╭─ Source data

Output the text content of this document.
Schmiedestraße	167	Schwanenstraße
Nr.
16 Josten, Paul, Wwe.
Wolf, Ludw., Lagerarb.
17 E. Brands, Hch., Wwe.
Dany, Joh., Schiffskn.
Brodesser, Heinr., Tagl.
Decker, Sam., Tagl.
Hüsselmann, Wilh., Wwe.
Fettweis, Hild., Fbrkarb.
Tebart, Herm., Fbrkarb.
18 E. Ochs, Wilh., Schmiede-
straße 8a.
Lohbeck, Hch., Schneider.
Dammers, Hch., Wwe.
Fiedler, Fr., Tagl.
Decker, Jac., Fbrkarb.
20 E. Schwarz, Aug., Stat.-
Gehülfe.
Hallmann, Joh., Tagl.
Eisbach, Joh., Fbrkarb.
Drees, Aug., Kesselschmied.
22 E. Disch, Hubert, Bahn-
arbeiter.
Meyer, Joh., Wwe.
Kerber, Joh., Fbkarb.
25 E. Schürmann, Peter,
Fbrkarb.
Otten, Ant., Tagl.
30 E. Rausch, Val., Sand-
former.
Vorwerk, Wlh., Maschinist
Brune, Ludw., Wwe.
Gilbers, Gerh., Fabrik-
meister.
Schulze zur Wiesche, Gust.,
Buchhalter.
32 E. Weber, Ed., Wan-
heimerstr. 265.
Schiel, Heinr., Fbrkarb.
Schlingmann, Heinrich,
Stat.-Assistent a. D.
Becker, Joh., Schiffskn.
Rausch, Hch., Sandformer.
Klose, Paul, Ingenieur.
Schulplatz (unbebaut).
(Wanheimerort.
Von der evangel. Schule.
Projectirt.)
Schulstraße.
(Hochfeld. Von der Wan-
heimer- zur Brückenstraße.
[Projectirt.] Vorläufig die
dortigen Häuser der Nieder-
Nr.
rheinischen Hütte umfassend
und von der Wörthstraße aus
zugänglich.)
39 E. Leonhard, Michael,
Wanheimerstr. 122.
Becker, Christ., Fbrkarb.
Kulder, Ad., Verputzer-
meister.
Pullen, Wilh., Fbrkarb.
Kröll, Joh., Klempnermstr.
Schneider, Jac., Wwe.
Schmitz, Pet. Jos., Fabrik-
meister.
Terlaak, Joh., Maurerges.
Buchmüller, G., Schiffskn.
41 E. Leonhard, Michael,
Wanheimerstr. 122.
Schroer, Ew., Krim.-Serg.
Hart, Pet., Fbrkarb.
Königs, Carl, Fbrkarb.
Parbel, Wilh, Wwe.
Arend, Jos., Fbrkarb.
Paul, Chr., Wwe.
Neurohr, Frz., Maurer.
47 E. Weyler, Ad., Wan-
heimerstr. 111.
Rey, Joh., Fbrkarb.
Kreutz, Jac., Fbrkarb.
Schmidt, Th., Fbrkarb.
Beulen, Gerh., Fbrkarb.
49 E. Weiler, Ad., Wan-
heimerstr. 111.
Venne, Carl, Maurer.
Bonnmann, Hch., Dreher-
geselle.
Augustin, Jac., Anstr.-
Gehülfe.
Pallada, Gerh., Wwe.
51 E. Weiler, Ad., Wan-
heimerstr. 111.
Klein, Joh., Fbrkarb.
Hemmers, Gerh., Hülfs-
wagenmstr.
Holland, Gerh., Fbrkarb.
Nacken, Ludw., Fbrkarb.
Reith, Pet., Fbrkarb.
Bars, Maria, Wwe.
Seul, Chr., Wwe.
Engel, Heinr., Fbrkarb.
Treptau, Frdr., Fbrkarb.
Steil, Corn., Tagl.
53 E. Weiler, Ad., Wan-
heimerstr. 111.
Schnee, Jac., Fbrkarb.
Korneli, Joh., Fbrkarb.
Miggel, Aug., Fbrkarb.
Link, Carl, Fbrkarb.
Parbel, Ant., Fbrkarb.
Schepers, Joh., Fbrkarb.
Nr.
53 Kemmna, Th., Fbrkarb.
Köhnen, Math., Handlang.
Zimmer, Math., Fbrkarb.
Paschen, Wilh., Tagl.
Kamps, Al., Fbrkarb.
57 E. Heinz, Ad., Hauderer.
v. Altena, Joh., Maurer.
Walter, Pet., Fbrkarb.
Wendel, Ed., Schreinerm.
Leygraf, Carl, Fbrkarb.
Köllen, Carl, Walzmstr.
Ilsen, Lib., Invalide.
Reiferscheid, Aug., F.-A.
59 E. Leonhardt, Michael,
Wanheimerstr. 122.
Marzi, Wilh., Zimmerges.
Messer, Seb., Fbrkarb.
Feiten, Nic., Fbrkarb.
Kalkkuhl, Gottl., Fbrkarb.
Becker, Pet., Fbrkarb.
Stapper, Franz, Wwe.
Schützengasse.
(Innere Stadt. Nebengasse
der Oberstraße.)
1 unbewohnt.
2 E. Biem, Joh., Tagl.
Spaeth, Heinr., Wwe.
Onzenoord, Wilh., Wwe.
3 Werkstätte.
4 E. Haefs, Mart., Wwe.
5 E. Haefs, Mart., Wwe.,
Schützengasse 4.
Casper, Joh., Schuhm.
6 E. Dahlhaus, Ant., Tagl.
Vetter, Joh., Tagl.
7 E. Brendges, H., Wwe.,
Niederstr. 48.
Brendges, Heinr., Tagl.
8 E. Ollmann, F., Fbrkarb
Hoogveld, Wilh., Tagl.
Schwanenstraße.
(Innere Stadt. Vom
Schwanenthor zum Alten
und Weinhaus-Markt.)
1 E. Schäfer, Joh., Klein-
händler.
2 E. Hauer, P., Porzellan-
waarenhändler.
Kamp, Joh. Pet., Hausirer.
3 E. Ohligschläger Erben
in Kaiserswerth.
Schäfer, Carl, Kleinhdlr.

╰─

## What is needed
Write the entries again, exactly as they stand.

## Answer to the exercise
Output the text content of this document.
Schmiedestraße	167	Schwanenstraße
Nr.
16 Josten, Paul, Wwe.
Wolf, Ludw., Lagerarb.
17 E. Brands, Hch., Wwe.
Dany, Joh., Schiffskn.
Brodesser, Heinr., Tagl.
Decker, Sam., Tagl.
Hüsselmann, Wilh., Wwe.
Fettweis, Hild., Fbrkarb.
Tebart, Herm., Fbrkarb.
18 E. Ochs, Wilh., Schmiede-
straße 8a.
Lohbeck, Hch., Schneider.
Dammers, Hch., Wwe.
Fiedler, Fr., Tagl.
Decker, Jac., Fbrkarb.
20 E. Schwarz, Aug., Stat.-
Gehülfe.
Hallmann, Joh., Tagl.
Eisbach, Joh., Fbrkarb.
Drees, Aug., Kesselschmied.
22 E. Disch, Hubert, Bahn-
arbeiter.
Meyer, Joh., Wwe.
Kerber, Joh., Fbkarb.
25 E. Schürmann, Peter,
Fbrkarb.
Otten, Ant., Tagl.
30 E. Rausch, Val., Sand-
former.
Vorwerk, Wlh., Maschinist
Brune, Ludw., Wwe.
Gilbers, Gerh., Fabrik-
meister.
Schulze zur Wiesche, Gust.,
Buchhalter.
32 E. Weber, Ed., Wan-
heimerstr. 265.
Schiel, Heinr., Fbrkarb.
Schlingmann, Heinrich,
Stat.-Assistent a. D.
Becker, Joh., Schiffskn.
Rausch, Hch., Sandformer.
Klose, Paul, Ingenieur.
Schulplatz (unbebaut).
(Wanheimerort.
Von der evangel. Schule.
Projectirt.)
Schulstraße.
(Hochfeld. Von der Wan-
heimer- zur Brückenstraße.
[Projectirt.] Vorläufig die
dortigen Häuser der Nieder-
Nr.
rheinischen Hütte umfassend
und von der Wörthstraße aus
zugänglich.)
39 E. Leonhard, Michael,
Wanheimerstr. 122.
Becker, Christ., Fbrkarb.
Kulder, Ad., Verputzer-
meister.
Pullen, Wilh., Fbrkarb.
Kröll, Joh., Klempnermstr.
Schneider, Jac., Wwe.
Schmitz, Pet. Jos., Fabrik-
meister.
Terlaak, Joh., Maurerges.
Buchmüller, G., Schiffskn.
41 E. Leonhard, Michael,
Wanheimerstr. 122.
Schroer, Ew., Krim.-Serg.
Hart, Pet., Fbrkarb.
Königs, Carl, Fbrkarb.
Parbel, Wilh, Wwe.
Arend, Jos., Fbrkarb.
Paul, Chr., Wwe.
Neurohr, Frz., Maurer.
47 E. Weyler, Ad., Wan-
heimerstr. 111.
Rey, Joh., Fbrkarb.
Kreutz, Jac., Fbrkarb.
Schmidt, Th., Fbrkarb.
Beulen, Gerh., Fbrkarb.
49 E. Weiler, Ad., Wan-
heimerstr. 111.
Venne, Carl, Maurer.
Bonnmann, Hch., Dreher-
geselle.
Augustin, Jac., Anstr.-
Gehülfe.
Pallada, Gerh., Wwe.
51 E. Weiler, Ad., Wan-
heimerstr. 111.
Klein, Joh., Fbrkarb.
Hemmers, Gerh., Hülfs-
wagenmstr.
Holland, Gerh., Fbrkarb.
Nacken, Ludw., Fbrkarb.
Reith, Pet., Fbrkarb.
Bars, Maria, Wwe.
Seul, Chr., Wwe.
Engel, Heinr., Fbrkarb.
Treptau, Frdr., Fbrkarb.
Steil, Corn., Tagl.
53 E. Weiler, Ad., Wan-
heimerstr. 111.
Schnee, Jac., Fbrkarb.
Korneli, Joh., Fbrkarb.
Miggel, Aug., Fbrkarb.
Link, Carl, Fbrkarb.
Parbel, Ant., Fbrkarb.
Schepers, Joh., Fbrkarb.
Nr.
53 Kemmna, Th., Fbrkarb.
Köhnen, Math., Handlang.
Zimmer, Math., Fbrkarb.
Paschen, Wilh., Tagl.
Kamps, Al., Fbrkarb.
57 E. Heinz, Ad., Hauderer.
v. Altena, Joh., Maurer.
Walter, Pet., Fbrkarb.
Wendel, Ed., Schreinerm.
Leygraf, Carl, Fbrkarb.
Köllen, Carl, Walzmstr.
Ilsen, Lib., Invalide.
Reiferscheid, Aug., F.-A.
59 E. Leonhardt, Michael,
Wanheimerstr. 122.
Marzi, Wilh., Zimmerges.
Messer, Seb., Fbrkarb.
Feiten, Nic., Fbrkarb.
Kalkkuhl, Gottl., Fbrkarb.
Becker, Pet., Fbrkarb.
Stapper, Franz, Wwe.
Schützengasse.
(Innere Stadt. Nebengasse
der Oberstraße.)
1 unbewohnt.
2 E. Biem, Joh., Tagl.
Spaeth, Heinr., Wwe.
Onzenoord, Wilh., Wwe.
3 Werkstätte.
4 E. Haefs, Mart., Wwe.
5 E. Haefs, Mart., Wwe.,
Schützengasse 4.
Casper, Joh., Schuhm.
6 E. Dahlhaus, Ant., Tagl.
Vetter, Joh., Tagl.
7 E. Brendges, H., Wwe.,
Niederstr. 48.
Brendges, Heinr., Tagl.
8 E. Ollmann, F., Fbrkarb
Hoogveld, Wilh., Tagl.
Schwanenstraße.
(Innere Stadt. Vom
Schwanenthor zum Alten
und Weinhaus-Markt.)
1 E. Schäfer, Joh., Klein-
händler.
2 E. Hauer, P., Porzellan-
waarenhändler.
Kamp, Joh. Pet., Hausirer.
3 E. Ohligschläger Erben
in Kaiserswerth.
Schäfer, Carl, Kleinhdlr.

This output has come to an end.